# START OF INFORMATION SHOWN

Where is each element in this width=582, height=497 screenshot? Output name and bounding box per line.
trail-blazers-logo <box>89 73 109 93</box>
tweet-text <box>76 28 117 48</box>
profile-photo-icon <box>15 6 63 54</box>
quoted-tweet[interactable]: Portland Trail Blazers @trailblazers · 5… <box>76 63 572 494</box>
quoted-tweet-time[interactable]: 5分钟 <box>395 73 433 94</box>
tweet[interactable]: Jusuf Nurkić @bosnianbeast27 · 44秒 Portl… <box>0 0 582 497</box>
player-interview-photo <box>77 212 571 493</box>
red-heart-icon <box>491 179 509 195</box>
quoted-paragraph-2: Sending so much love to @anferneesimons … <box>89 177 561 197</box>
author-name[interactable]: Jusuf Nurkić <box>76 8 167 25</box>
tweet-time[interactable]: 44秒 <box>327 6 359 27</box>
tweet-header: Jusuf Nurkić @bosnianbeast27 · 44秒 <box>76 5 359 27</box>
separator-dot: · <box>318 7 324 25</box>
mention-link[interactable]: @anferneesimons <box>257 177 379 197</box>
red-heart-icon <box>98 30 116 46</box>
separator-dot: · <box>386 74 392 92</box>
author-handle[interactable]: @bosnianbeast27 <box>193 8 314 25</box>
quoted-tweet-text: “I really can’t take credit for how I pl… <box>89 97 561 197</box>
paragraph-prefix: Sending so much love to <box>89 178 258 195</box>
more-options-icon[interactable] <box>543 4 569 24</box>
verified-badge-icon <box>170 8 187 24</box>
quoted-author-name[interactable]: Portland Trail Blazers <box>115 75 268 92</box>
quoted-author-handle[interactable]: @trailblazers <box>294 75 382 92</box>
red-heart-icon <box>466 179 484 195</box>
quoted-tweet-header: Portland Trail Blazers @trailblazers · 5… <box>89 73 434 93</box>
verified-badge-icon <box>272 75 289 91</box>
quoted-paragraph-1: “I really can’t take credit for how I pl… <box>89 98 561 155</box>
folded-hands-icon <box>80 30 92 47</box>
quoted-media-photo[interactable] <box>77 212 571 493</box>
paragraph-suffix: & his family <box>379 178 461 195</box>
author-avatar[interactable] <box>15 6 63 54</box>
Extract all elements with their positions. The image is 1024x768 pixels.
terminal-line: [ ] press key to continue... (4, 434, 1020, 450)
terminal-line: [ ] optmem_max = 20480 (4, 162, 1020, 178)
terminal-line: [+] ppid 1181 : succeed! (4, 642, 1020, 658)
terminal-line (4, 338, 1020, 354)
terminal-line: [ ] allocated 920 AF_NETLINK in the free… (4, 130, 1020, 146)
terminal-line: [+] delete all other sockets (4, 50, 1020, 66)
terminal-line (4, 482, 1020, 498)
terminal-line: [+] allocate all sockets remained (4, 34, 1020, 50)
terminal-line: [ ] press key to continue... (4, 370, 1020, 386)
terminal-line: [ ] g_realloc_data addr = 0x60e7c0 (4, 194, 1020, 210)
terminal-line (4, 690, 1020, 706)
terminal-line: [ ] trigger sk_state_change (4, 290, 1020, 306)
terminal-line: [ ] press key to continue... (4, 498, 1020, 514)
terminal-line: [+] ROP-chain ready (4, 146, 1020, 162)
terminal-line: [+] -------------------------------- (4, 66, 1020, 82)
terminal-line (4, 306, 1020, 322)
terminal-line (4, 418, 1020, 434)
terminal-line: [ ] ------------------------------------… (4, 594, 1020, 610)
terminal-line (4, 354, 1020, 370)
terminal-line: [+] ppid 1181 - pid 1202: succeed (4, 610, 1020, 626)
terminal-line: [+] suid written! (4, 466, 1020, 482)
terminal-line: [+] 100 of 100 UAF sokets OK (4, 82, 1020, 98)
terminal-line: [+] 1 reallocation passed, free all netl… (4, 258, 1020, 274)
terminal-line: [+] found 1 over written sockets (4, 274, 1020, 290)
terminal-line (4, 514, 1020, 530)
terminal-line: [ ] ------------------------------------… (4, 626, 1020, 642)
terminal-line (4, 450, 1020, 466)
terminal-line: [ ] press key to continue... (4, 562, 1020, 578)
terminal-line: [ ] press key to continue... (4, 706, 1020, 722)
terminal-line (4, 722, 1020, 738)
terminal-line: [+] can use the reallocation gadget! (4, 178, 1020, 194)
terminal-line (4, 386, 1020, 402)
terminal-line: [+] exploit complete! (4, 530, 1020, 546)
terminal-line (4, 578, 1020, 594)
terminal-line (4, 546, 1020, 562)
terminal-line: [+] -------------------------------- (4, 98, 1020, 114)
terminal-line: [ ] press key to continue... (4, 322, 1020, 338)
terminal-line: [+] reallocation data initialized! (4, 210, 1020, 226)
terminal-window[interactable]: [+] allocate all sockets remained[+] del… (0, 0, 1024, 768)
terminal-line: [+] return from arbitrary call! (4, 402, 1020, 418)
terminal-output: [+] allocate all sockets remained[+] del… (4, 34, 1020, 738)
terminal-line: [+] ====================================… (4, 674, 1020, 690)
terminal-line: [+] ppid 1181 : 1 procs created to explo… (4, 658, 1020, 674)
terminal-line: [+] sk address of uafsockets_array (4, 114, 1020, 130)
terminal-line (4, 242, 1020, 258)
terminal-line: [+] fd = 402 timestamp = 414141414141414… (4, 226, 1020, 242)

# END OF INFORMATION SHOWN

#### [EXERCISE DIRECTIONS]
Copy all of the records above line for line, without changing any character.

#### [FULL SOLUTION]
Where is each element in this width=582, height=497 screenshot? Output name and bounding box per line.
trail-blazers-logo <box>89 73 109 93</box>
tweet-text <box>76 28 117 48</box>
profile-photo-icon <box>15 6 63 54</box>
quoted-tweet[interactable]: Portland Trail Blazers @trailblazers · 5… <box>76 63 572 494</box>
quoted-tweet-time[interactable]: 5分钟 <box>395 73 433 94</box>
tweet[interactable]: Jusuf Nurkić @bosnianbeast27 · 44秒 Portl… <box>0 0 582 497</box>
player-interview-photo <box>77 212 571 493</box>
red-heart-icon <box>491 179 509 195</box>
quoted-paragraph-2: Sending so much love to @anferneesimons … <box>89 177 561 197</box>
author-name[interactable]: Jusuf Nurkić <box>76 8 167 25</box>
tweet-time[interactable]: 44秒 <box>327 6 359 27</box>
tweet-header: Jusuf Nurkić @bosnianbeast27 · 44秒 <box>76 5 359 27</box>
separator-dot: · <box>318 7 324 25</box>
mention-link[interactable]: @anferneesimons <box>257 177 379 197</box>
red-heart-icon <box>98 30 116 46</box>
separator-dot: · <box>386 74 392 92</box>
author-handle[interactable]: @bosnianbeast27 <box>193 8 314 25</box>
quoted-tweet-text: “I really can’t take credit for how I pl… <box>89 97 561 197</box>
paragraph-prefix: Sending so much love to <box>89 178 258 195</box>
more-options-icon[interactable] <box>543 4 569 24</box>
verified-badge-icon <box>170 8 187 24</box>
quoted-author-name[interactable]: Portland Trail Blazers <box>115 75 268 92</box>
quoted-author-handle[interactable]: @trailblazers <box>294 75 382 92</box>
red-heart-icon <box>466 179 484 195</box>
quoted-tweet-header: Portland Trail Blazers @trailblazers · 5… <box>89 73 434 93</box>
verified-badge-icon <box>272 75 289 91</box>
quoted-paragraph-1: “I really can’t take credit for how I pl… <box>89 98 561 155</box>
folded-hands-icon <box>80 30 92 47</box>
quoted-media-photo[interactable] <box>77 212 571 493</box>
paragraph-suffix: & his family <box>379 178 461 195</box>
author-avatar[interactable] <box>15 6 63 54</box>
Extract all elements with their positions. The image is 1024x768 pixels.
terminal-line: [ ] press key to continue... (4, 434, 1020, 450)
terminal-line: [ ] optmem_max = 20480 (4, 162, 1020, 178)
terminal-line: [+] ppid 1181 : succeed! (4, 642, 1020, 658)
terminal-line (4, 338, 1020, 354)
terminal-line: [ ] allocated 920 AF_NETLINK in the free… (4, 130, 1020, 146)
terminal-line: [+] delete all other sockets (4, 50, 1020, 66)
terminal-line (4, 482, 1020, 498)
terminal-line: [+] allocate all sockets remained (4, 34, 1020, 50)
terminal-line: [ ] press key to continue... (4, 370, 1020, 386)
terminal-line: [ ] g_realloc_data addr = 0x60e7c0 (4, 194, 1020, 210)
terminal-line (4, 690, 1020, 706)
terminal-line: [ ] trigger sk_state_change (4, 290, 1020, 306)
terminal-line: [ ] press key to continue... (4, 498, 1020, 514)
terminal-line: [+] ROP-chain ready (4, 146, 1020, 162)
terminal-line: [+] -------------------------------- (4, 66, 1020, 82)
terminal-line (4, 306, 1020, 322)
terminal-line (4, 418, 1020, 434)
terminal-line: [ ] ------------------------------------… (4, 594, 1020, 610)
terminal-line (4, 354, 1020, 370)
terminal-line: [+] ppid 1181 - pid 1202: succeed (4, 610, 1020, 626)
terminal-line: [+] suid written! (4, 466, 1020, 482)
terminal-line: [+] 100 of 100 UAF sokets OK (4, 82, 1020, 98)
terminal-line: [+] 1 reallocation passed, free all netl… (4, 258, 1020, 274)
terminal-line: [+] found 1 over written sockets (4, 274, 1020, 290)
terminal-line (4, 514, 1020, 530)
terminal-line: [ ] ------------------------------------… (4, 626, 1020, 642)
terminal-line (4, 450, 1020, 466)
terminal-line: [ ] press key to continue... (4, 562, 1020, 578)
terminal-line: [ ] press key to continue... (4, 706, 1020, 722)
terminal-line (4, 722, 1020, 738)
terminal-line: [+] can use the reallocation gadget! (4, 178, 1020, 194)
terminal-line (4, 386, 1020, 402)
terminal-line: [+] exploit complete! (4, 530, 1020, 546)
terminal-line (4, 578, 1020, 594)
terminal-line (4, 546, 1020, 562)
terminal-line: [+] -------------------------------- (4, 98, 1020, 114)
terminal-line: [ ] press key to continue... (4, 322, 1020, 338)
terminal-line: [+] reallocation data initialized! (4, 210, 1020, 226)
terminal-window[interactable]: [+] allocate all sockets remained[+] del… (0, 0, 1024, 768)
terminal-line: [+] return from arbitrary call! (4, 402, 1020, 418)
terminal-output: [+] allocate all sockets remained[+] del… (4, 34, 1020, 738)
terminal-line: [+] ====================================… (4, 674, 1020, 690)
terminal-line: [+] ppid 1181 : 1 procs created to explo… (4, 658, 1020, 674)
terminal-line: [+] sk address of uafsockets_array (4, 114, 1020, 130)
terminal-line (4, 242, 1020, 258)
terminal-line: [+] fd = 402 timestamp = 414141414141414… (4, 226, 1020, 242)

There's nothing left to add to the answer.